**Written problem**: Copy out each line featuring the string "komšije" from the entries beneath.

**Materials provided**:
•••

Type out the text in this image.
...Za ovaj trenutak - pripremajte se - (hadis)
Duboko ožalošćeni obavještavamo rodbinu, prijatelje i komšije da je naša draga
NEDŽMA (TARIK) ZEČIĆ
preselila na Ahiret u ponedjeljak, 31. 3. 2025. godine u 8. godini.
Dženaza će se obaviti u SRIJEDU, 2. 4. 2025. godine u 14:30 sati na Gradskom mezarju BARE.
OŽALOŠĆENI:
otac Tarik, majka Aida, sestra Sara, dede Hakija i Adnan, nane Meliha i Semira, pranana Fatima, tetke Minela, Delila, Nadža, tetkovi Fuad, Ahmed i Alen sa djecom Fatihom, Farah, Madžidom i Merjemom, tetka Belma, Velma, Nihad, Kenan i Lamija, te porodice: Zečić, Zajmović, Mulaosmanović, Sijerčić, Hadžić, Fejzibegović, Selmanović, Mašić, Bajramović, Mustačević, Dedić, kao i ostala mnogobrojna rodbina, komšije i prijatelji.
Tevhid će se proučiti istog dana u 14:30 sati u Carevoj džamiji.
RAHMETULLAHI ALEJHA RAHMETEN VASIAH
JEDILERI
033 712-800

•••

**Expected output**:
Duboko ožalošćeni obavještavamo rodbinu, prijatelje i komšije da je naša draga
otac Tarik, majka Aida, sestra Sara, dede Hakija i Adnan, nane Meliha i Semira, pranana Fatima, tetke Minela, Delila, Nadža, tetkovi Fuad, Ahmed i Alen sa djecom Fatihom, Farah, Madžidom i Merjemom, tetka Belma, Velma, Nihad, Kenan i Lamija, te porodice: Zečić, Zajmović, Mulaosmanović, Sijerčić, Hadžić, Fejzibegović, Selmanović, Mašić, Bajramović, Mustačević, Dedić, kao i ostala mnogobrojna rodbina, komšije i prijatelji.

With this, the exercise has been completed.